[Records from a dataset]
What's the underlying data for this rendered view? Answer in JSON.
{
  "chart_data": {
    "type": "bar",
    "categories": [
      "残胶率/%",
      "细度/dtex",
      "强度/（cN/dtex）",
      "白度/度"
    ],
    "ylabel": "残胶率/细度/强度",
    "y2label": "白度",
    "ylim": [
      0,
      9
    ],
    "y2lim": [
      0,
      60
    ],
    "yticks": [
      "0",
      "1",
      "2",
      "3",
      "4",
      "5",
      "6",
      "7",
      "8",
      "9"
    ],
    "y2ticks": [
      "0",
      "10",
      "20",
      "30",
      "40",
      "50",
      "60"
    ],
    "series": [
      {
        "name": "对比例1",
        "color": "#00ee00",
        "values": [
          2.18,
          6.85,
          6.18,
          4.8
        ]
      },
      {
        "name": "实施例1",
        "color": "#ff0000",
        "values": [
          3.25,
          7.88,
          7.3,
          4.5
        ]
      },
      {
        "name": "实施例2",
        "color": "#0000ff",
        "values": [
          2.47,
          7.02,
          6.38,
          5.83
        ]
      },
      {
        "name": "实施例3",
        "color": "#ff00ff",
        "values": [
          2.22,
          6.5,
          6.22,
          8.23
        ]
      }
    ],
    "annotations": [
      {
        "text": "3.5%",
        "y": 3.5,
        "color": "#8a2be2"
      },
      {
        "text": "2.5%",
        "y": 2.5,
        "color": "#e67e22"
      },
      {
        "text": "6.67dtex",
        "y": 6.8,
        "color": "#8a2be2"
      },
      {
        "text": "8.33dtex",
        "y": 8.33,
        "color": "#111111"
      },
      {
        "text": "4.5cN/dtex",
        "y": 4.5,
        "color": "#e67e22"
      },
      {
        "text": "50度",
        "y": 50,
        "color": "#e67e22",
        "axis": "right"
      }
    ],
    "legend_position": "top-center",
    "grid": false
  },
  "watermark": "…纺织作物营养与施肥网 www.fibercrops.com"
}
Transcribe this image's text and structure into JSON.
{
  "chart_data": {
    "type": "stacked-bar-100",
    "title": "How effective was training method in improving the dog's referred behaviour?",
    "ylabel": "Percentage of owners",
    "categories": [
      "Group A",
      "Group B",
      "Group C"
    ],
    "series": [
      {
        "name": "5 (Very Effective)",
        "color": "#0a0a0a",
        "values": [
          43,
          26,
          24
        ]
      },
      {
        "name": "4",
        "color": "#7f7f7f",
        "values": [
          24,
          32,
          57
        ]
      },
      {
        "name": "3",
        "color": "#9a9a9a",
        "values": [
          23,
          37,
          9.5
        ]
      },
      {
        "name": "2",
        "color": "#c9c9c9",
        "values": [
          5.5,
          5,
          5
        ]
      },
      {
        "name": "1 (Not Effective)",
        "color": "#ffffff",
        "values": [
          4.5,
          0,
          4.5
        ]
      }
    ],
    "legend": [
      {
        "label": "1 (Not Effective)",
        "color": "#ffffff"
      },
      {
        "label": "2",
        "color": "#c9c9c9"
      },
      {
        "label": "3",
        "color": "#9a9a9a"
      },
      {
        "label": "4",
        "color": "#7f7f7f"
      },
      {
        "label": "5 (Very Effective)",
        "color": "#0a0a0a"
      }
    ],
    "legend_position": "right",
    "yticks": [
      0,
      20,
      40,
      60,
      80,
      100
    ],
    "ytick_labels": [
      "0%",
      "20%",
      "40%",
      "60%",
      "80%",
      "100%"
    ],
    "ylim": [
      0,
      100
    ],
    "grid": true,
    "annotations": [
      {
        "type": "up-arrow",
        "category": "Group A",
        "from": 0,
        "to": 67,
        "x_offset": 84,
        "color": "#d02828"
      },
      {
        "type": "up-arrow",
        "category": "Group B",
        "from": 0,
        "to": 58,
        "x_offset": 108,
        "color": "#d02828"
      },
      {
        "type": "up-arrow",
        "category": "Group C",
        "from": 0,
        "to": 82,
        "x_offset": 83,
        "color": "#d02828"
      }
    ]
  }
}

» WHAT THE EXERCISE ASKS
Each line above is to be repeated exactly.

» TASK OUTPUT
What's the underlying data for this rendered view? Answer in JSON.
{
  "chart_data": {
    "type": "bar",
    "categories": [
      "残胶率/%",
      "细度/dtex",
      "强度/（cN/dtex）",
      "白度/度"
    ],
    "ylabel": "残胶率/细度/强度",
    "y2label": "白度",
    "ylim": [
      0,
      9
    ],
    "y2lim": [
      0,
      60
    ],
    "yticks": [
      "0",
      "1",
      "2",
      "3",
      "4",
      "5",
      "6",
      "7",
      "8",
      "9"
    ],
    "y2ticks": [
      "0",
      "10",
      "20",
      "30",
      "40",
      "50",
      "60"
    ],
    "series": [
      {
        "name": "对比例1",
        "color": "#00ee00",
        "values": [
          2.18,
          6.85,
          6.18,
          4.8
        ]
      },
      {
        "name": "实施例1",
        "color": "#ff0000",
        "values": [
          3.25,
          7.88,
          7.3,
          4.5
        ]
      },
      {
        "name": "实施例2",
        "color": "#0000ff",
        "values": [
          2.47,
          7.02,
          6.38,
          5.83
        ]
      },
      {
        "name": "实施例3",
        "color": "#ff00ff",
        "values": [
          2.22,
          6.5,
          6.22,
          8.23
        ]
      }
    ],
    "annotations": [
      {
        "text": "3.5%",
        "y": 3.5,
        "color": "#8a2be2"
      },
      {
        "text": "2.5%",
        "y": 2.5,
        "color": "#e67e22"
      },
      {
        "text": "6.67dtex",
        "y": 6.8,
        "color": "#8a2be2"
      },
      {
        "text": "8.33dtex",
        "y": 8.33,
        "color": "#111111"
      },
      {
        "text": "4.5cN/dtex",
        "y": 4.5,
        "color": "#e67e22"
      },
      {
        "text": "50度",
        "y": 50,
        "color": "#e67e22",
        "axis": "right"
      }
    ],
    "legend_position": "top-center",
    "grid": false
  },
  "watermark": "…纺织作物营养与施肥网 www.fibercrops.com"
}
Transcribe this image's text and structure into JSON.
{
  "chart_data": {
    "type": "stacked-bar-100",
    "title": "How effective was training method in improving the dog's referred behaviour?",
    "ylabel": "Percentage of owners",
    "categories": [
      "Group A",
      "Group B",
      "Group C"
    ],
    "series": [
      {
        "name": "5 (Very Effective)",
        "color": "#0a0a0a",
        "values": [
          43,
          26,
          24
        ]
      },
      {
        "name": "4",
        "color": "#7f7f7f",
        "values": [
          24,
          32,
          57
        ]
      },
      {
        "name": "3",
        "color": "#9a9a9a",
        "values": [
          23,
          37,
          9.5
        ]
      },
      {
        "name": "2",
        "color": "#c9c9c9",
        "values": [
          5.5,
          5,
          5
        ]
      },
      {
        "name": "1 (Not Effective)",
        "color": "#ffffff",
        "values": [
          4.5,
          0,
          4.5
        ]
      }
    ],
    "legend": [
      {
        "label": "1 (Not Effective)",
        "color": "#ffffff"
      },
      {
        "label": "2",
        "color": "#c9c9c9"
      },
      {
        "label": "3",
        "color": "#9a9a9a"
      },
      {
        "label": "4",
        "color": "#7f7f7f"
      },
      {
        "label": "5 (Very Effective)",
        "color": "#0a0a0a"
      }
    ],
    "legend_position": "right",
    "yticks": [
      0,
      20,
      40,
      60,
      80,
      100
    ],
    "ytick_labels": [
      "0%",
      "20%",
      "40%",
      "60%",
      "80%",
      "100%"
    ],
    "ylim": [
      0,
      100
    ],
    "grid": true,
    "annotations": [
      {
        "type": "up-arrow",
        "category": "Group A",
        "from": 0,
        "to": 67,
        "x_offset": 84,
        "color": "#d02828"
      },
      {
        "type": "up-arrow",
        "category": "Group B",
        "from": 0,
        "to": 58,
        "x_offset": 108,
        "color": "#d02828"
      },
      {
        "type": "up-arrow",
        "category": "Group C",
        "from": 0,
        "to": 82,
        "x_offset": 83,
        "color": "#d02828"
      }
    ]
  }
}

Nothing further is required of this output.